* [Problem statement] Where a line contains the word "Attaching", copy that line in full.

* [Material to process]
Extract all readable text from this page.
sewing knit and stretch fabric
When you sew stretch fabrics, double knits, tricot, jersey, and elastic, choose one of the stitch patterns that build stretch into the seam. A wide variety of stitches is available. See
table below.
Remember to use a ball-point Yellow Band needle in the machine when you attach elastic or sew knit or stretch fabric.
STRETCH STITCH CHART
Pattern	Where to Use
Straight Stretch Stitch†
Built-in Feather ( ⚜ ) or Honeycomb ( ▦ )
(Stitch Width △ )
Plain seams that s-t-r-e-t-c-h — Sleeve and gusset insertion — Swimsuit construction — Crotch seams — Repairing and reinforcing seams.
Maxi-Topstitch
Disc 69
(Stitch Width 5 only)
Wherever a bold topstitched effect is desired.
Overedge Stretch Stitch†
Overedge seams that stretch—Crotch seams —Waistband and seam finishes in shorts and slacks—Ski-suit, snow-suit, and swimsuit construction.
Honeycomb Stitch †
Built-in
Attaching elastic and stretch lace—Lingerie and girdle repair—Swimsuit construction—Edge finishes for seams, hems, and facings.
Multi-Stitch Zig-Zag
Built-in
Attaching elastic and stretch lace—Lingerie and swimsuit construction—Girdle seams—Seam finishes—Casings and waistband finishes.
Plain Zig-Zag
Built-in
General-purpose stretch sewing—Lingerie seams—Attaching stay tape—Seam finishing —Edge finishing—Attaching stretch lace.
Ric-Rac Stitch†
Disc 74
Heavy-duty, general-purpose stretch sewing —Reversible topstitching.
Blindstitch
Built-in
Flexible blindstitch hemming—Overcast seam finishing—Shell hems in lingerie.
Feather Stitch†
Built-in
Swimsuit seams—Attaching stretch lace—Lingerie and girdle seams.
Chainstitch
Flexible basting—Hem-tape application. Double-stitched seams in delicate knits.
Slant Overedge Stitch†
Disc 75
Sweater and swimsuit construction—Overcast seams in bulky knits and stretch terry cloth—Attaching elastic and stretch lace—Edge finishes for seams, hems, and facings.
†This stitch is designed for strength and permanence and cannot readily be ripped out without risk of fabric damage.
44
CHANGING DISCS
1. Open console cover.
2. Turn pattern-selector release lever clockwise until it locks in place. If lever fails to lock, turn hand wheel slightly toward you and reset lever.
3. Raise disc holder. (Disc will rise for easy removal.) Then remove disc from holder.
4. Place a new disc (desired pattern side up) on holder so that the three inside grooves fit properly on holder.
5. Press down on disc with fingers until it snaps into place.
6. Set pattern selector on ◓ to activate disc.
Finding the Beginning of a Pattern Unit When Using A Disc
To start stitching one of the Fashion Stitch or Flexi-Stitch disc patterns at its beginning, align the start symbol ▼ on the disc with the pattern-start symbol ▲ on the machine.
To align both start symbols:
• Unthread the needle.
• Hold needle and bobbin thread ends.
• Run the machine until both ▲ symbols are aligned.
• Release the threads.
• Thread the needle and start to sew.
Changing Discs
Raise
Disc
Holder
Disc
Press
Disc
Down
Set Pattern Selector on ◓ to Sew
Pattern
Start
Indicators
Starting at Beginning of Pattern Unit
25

* [Result]
Attaching elastic and stretch lace—Lingerie and girdle repair—Swimsuit construction—Edge finishes for seams, hems, and facings.
Attaching elastic and stretch lace—Lingerie and swimsuit construction—Girdle seams—Seam finishes—Casings and waistband finishes.
General-purpose stretch sewing—Lingerie seams—Attaching stay tape—Seam finishing —Edge finishing—Attaching stretch lace.
Swimsuit seams—Attaching stretch lace—Lingerie and girdle seams.
Sweater and swimsuit construction—Overcast seams in bulky knits and stretch terry cloth—Attaching elastic and stretch lace—Edge finishes for seams, hems, and facings.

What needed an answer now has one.